— AIM OF THE TASK —
Wherever a line in the data below holds "інженера", copy that line.

===== DATASET ROWS =====

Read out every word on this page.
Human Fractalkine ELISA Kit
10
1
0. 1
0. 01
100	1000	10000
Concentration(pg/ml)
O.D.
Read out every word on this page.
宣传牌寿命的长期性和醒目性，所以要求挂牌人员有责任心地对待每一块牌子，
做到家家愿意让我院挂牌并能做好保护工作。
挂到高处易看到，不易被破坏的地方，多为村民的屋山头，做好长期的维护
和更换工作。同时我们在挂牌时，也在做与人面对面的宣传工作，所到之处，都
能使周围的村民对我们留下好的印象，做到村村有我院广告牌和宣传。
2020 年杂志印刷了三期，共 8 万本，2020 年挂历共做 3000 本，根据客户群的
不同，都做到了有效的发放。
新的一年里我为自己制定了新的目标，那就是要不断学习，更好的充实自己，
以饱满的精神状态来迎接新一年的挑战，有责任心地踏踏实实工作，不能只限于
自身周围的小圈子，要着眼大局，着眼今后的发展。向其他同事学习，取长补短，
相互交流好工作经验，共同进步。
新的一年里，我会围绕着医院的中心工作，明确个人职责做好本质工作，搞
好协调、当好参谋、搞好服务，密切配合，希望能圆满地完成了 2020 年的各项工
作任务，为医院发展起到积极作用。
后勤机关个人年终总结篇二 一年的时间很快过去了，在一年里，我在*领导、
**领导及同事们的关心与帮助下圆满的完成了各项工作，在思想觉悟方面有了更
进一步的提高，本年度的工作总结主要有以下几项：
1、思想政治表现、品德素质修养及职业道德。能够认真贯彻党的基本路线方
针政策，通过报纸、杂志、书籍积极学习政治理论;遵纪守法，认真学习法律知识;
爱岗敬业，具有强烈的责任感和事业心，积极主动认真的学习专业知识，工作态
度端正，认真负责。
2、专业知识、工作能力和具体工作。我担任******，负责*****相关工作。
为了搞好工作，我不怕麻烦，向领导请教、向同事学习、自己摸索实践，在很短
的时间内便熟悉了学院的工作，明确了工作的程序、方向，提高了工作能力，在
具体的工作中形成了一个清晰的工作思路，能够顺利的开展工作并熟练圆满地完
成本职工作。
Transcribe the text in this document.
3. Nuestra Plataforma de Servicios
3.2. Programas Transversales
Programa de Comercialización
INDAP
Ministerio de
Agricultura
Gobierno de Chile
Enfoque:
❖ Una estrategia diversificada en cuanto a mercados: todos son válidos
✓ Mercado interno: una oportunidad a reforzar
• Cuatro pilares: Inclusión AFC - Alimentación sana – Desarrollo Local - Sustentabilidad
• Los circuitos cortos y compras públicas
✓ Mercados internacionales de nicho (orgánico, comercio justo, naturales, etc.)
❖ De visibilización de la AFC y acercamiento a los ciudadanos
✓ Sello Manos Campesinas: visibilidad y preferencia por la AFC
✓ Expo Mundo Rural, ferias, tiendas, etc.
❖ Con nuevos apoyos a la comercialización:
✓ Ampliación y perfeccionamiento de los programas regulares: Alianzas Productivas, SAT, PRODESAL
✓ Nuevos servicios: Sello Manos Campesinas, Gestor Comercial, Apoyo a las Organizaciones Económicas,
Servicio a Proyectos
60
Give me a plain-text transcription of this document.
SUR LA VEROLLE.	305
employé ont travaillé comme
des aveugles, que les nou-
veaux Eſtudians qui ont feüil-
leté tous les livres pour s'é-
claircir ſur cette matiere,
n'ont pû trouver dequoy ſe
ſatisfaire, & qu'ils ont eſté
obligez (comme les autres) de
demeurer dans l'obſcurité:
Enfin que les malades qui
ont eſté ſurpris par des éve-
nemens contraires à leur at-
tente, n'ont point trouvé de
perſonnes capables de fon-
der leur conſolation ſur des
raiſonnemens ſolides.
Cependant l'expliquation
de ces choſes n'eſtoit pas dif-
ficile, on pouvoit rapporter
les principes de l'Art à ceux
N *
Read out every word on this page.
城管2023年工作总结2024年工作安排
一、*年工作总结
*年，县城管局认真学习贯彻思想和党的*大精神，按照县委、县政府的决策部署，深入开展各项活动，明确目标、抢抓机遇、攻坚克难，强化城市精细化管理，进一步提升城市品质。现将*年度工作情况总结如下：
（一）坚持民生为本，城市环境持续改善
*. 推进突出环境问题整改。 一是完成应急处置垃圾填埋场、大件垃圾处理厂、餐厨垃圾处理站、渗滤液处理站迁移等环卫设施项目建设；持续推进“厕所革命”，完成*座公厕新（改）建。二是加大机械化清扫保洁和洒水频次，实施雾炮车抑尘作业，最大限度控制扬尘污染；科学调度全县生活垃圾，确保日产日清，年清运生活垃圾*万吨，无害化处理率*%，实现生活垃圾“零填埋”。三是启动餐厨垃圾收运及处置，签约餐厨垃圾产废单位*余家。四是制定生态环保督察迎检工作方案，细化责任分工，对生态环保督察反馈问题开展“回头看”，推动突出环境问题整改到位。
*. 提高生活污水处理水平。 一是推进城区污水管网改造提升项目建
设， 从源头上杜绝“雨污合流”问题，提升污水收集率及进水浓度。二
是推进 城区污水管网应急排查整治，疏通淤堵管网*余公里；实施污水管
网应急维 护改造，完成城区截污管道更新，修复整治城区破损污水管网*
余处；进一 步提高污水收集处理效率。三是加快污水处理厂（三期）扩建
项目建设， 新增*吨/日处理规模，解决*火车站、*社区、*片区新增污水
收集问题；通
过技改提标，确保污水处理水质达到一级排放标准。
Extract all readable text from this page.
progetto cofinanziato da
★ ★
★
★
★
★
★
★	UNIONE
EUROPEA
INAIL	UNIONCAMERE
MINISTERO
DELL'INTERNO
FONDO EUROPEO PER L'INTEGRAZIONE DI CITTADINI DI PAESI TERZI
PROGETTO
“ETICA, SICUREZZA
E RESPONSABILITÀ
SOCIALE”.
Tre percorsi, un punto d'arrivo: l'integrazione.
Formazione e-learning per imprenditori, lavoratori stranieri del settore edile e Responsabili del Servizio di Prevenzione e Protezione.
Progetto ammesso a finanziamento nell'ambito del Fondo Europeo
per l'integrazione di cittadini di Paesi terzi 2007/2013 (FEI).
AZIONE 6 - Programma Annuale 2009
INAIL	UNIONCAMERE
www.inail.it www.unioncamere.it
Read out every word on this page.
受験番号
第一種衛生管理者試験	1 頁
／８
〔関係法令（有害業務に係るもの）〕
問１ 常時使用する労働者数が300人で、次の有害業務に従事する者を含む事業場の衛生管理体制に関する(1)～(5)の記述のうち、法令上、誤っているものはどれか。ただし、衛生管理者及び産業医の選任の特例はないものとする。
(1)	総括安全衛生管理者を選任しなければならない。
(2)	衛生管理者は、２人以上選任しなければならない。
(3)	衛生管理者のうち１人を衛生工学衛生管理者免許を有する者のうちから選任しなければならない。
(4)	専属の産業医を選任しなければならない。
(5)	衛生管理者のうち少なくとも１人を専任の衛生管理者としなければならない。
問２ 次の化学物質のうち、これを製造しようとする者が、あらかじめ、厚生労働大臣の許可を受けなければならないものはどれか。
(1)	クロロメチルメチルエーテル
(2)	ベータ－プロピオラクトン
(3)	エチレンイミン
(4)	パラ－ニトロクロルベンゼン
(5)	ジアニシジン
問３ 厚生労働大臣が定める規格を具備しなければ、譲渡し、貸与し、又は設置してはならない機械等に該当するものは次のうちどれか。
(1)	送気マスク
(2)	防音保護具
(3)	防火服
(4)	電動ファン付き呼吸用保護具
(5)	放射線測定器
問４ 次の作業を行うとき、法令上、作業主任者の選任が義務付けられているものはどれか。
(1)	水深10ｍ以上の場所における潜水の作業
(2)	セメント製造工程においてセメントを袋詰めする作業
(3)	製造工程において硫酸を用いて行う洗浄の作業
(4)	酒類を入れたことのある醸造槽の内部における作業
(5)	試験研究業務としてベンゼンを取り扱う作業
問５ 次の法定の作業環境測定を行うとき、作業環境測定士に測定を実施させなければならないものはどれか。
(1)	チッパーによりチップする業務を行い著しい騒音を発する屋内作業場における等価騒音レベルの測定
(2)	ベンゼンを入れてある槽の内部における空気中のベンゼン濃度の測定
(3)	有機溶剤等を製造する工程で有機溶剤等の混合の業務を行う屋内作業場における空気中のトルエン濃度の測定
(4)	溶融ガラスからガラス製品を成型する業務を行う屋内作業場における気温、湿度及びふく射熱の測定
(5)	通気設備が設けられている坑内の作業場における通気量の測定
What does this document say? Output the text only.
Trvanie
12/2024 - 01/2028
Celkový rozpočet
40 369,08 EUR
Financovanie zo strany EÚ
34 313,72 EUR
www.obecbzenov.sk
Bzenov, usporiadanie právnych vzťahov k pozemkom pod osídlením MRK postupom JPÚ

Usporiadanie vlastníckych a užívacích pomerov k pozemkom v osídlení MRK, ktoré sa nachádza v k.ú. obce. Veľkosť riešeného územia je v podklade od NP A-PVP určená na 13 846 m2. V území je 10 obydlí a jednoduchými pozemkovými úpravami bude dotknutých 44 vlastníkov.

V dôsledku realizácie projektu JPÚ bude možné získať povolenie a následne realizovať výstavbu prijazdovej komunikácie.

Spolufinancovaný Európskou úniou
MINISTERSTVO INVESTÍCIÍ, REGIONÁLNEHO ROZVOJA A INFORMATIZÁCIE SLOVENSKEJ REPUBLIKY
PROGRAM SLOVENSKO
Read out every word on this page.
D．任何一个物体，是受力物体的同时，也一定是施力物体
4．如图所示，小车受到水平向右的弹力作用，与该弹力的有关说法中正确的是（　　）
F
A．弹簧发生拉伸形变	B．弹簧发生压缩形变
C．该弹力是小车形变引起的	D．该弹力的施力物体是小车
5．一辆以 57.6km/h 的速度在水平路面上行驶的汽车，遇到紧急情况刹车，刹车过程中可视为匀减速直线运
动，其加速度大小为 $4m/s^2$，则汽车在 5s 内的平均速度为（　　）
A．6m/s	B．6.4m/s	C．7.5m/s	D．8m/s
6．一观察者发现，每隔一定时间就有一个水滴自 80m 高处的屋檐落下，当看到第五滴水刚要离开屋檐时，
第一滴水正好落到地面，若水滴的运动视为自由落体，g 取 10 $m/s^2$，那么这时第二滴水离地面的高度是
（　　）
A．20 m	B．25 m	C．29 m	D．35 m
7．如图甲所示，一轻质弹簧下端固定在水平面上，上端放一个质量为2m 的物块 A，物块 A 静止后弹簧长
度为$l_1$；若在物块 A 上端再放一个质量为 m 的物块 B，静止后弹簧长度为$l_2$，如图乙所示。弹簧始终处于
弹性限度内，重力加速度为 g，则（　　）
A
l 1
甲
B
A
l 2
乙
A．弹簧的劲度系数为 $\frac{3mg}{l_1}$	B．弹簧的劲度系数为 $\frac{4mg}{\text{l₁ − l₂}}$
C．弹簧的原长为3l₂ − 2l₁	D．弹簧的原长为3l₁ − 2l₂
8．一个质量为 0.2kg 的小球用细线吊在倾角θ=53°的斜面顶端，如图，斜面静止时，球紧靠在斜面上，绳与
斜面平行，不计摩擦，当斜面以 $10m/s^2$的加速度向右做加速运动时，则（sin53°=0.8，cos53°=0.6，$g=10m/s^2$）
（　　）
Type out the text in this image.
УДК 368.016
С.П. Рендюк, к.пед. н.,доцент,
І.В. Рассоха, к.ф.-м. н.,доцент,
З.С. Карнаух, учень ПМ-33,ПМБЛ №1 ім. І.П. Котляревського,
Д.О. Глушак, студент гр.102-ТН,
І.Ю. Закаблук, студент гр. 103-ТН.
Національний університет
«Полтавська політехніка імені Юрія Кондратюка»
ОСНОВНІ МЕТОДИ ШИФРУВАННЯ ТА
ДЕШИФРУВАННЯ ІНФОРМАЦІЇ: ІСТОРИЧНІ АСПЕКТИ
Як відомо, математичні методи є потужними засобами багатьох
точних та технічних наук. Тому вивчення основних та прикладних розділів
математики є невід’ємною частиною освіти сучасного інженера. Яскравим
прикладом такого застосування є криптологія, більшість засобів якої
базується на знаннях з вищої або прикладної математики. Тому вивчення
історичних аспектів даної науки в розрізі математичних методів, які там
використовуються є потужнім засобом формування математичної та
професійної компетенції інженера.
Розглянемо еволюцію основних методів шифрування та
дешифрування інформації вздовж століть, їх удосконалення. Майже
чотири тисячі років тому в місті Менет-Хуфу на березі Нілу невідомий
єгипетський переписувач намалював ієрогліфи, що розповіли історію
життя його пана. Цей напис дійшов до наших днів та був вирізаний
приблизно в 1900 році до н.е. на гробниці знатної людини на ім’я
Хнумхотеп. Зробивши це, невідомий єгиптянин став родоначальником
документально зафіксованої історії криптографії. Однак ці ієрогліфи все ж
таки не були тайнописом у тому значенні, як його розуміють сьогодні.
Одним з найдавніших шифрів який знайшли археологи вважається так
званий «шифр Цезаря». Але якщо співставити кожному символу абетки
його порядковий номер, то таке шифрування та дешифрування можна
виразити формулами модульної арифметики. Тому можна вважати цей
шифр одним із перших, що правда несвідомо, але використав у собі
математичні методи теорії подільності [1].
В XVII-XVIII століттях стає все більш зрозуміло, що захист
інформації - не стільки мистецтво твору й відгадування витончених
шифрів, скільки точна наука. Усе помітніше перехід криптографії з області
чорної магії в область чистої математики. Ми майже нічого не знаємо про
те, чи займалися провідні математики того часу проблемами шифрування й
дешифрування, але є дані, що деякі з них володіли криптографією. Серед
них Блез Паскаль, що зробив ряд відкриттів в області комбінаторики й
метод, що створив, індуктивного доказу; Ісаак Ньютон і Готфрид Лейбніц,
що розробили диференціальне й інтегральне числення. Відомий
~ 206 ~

=====

— SOLUTION —
математики є невід’ємною частиною освіти сучасного інженера. Яскравим
професійної компетенції інженера.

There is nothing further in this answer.